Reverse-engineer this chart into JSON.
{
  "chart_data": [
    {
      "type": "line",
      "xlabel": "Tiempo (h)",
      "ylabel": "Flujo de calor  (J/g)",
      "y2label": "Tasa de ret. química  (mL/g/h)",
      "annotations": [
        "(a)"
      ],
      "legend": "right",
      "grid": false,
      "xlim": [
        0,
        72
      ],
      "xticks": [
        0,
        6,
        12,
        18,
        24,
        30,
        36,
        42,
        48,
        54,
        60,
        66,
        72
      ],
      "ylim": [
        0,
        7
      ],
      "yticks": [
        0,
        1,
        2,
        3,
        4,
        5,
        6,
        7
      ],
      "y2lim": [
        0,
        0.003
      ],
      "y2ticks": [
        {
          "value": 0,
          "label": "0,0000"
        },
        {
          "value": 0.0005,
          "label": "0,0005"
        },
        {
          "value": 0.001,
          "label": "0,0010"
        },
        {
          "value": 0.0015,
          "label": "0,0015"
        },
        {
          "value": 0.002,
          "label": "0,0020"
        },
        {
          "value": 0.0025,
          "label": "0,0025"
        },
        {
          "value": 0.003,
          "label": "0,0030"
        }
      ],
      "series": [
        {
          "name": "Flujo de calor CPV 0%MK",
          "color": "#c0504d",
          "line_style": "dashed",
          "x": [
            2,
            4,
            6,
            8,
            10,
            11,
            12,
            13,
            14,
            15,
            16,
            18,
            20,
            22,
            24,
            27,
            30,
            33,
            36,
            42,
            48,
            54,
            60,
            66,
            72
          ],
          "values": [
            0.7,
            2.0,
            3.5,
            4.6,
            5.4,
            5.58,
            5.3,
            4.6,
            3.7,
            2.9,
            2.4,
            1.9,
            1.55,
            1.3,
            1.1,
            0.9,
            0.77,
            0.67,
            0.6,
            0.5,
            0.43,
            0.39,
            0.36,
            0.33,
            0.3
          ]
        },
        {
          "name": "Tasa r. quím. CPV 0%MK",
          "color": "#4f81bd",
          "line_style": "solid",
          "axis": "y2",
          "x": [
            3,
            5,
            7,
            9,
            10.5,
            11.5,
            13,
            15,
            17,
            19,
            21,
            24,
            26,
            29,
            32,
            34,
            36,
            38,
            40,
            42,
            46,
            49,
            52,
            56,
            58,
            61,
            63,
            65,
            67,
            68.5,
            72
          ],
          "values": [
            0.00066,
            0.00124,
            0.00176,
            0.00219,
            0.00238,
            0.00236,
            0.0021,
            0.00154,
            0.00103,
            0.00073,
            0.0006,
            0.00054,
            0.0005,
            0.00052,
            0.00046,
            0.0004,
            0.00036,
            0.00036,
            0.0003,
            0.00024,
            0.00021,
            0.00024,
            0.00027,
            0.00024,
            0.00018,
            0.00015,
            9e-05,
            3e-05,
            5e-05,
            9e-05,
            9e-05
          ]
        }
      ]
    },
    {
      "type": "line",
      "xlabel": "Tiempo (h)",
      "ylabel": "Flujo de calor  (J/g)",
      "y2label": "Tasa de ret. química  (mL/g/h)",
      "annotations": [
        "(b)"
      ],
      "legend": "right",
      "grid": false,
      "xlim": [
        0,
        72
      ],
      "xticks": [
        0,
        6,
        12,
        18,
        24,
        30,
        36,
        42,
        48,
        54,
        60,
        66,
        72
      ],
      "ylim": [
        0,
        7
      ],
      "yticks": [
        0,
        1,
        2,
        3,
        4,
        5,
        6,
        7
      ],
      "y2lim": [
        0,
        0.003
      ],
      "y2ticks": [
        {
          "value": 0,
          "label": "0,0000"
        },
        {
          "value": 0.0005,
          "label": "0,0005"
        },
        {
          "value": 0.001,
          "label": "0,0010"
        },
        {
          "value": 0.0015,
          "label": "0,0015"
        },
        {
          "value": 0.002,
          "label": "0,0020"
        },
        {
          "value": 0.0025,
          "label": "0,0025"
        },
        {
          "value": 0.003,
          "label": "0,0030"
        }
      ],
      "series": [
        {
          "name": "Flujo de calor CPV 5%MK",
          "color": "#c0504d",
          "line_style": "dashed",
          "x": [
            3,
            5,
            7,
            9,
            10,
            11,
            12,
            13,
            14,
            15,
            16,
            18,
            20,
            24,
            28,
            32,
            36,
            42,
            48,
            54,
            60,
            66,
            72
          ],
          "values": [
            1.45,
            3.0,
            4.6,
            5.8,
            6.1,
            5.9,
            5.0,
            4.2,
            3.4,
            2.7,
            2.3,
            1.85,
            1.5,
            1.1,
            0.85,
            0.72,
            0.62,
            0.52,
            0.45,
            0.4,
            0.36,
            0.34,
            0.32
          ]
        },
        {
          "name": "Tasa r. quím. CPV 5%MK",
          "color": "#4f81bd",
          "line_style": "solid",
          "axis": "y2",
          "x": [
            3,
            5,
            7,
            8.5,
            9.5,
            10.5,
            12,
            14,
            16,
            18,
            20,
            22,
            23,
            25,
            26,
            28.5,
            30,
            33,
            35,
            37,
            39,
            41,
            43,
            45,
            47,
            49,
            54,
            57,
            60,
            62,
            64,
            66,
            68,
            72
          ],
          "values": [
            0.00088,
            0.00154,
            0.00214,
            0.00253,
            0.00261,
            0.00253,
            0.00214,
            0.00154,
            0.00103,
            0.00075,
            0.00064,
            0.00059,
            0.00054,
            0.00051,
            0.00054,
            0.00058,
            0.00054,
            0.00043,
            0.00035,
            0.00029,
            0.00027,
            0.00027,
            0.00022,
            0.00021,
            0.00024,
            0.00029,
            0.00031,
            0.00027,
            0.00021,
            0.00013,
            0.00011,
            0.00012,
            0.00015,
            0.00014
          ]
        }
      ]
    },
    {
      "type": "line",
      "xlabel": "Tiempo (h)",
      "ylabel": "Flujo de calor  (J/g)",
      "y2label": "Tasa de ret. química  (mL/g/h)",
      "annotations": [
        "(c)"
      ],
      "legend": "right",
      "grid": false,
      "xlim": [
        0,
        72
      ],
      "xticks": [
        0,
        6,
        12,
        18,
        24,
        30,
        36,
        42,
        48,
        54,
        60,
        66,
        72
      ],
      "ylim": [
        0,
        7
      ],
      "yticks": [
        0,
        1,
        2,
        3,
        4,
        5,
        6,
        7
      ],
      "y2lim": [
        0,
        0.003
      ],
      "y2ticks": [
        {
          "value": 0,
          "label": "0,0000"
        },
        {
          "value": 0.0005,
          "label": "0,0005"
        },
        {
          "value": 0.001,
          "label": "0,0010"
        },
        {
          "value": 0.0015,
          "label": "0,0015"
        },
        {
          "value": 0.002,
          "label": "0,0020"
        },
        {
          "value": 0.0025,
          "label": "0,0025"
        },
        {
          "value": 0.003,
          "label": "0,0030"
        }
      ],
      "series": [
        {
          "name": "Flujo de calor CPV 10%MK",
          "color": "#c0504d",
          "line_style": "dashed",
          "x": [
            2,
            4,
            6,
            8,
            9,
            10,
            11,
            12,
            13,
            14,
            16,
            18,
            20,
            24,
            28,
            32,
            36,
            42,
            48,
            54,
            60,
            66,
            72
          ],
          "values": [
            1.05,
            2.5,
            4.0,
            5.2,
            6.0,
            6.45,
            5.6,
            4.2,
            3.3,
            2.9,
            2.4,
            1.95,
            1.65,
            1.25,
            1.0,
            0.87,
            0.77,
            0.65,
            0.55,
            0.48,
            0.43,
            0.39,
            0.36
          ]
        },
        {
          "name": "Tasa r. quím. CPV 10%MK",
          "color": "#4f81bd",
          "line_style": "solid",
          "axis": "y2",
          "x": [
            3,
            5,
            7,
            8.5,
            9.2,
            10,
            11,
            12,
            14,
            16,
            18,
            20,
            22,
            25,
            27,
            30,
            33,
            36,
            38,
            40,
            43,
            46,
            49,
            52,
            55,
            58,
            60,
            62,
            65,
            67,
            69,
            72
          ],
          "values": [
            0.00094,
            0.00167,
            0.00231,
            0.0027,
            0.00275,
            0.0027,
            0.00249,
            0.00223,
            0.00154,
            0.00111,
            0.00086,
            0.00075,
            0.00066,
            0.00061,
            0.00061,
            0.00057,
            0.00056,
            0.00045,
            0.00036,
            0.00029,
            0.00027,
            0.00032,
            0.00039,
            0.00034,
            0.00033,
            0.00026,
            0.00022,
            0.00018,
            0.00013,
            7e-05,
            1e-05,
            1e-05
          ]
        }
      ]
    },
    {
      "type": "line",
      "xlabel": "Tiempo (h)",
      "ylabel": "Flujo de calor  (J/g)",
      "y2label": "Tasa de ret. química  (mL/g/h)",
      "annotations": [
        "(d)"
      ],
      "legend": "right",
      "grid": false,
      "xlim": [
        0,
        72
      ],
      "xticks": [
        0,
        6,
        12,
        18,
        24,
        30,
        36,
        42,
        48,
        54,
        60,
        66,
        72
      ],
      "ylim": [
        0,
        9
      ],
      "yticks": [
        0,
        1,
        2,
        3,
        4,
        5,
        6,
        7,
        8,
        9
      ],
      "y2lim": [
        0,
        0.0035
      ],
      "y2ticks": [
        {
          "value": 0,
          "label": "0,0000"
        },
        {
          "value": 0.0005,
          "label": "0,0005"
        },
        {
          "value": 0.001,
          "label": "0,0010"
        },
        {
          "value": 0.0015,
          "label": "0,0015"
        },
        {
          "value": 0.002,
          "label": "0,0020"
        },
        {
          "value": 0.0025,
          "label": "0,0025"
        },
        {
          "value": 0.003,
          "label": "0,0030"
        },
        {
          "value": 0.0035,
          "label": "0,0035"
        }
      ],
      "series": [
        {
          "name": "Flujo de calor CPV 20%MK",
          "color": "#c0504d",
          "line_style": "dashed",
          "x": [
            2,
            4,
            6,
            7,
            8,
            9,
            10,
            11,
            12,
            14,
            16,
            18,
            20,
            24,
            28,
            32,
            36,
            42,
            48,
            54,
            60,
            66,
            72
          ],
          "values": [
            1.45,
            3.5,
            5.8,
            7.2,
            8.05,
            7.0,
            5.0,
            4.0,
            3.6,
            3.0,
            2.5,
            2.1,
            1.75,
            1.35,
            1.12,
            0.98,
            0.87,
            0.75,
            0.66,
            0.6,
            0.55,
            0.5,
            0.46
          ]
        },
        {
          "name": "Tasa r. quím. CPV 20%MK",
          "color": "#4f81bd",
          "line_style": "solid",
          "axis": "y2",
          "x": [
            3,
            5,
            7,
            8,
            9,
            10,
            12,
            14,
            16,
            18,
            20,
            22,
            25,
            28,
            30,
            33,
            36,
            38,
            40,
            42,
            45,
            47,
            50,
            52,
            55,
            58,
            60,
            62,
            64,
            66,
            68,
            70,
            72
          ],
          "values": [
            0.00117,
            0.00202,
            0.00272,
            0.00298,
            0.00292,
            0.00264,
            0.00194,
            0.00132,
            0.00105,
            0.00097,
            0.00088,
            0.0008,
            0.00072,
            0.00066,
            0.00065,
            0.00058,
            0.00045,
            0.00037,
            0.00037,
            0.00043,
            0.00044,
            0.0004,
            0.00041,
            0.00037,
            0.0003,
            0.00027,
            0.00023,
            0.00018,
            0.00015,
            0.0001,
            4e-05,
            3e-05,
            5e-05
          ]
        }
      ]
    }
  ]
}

▶ PROBLEM STATEMENT
Pick out every line holding the string "name" and return it.

▶ ANSWER TO THIS PROBLEM
          "name": "Flujo de calor CPV 0%MK",
          "name": "Tasa r. quím. CPV 0%MK",
          "name": "Flujo de calor CPV 5%MK",
          "name": "Tasa r. quím. CPV 5%MK",
          "name": "Flujo de calor CPV 10%MK",
          "name": "Tasa r. quím. CPV 10%MK",
          "name": "Flujo de calor CPV 20%MK",
          "name": "Tasa r. quím. CPV 20%MK",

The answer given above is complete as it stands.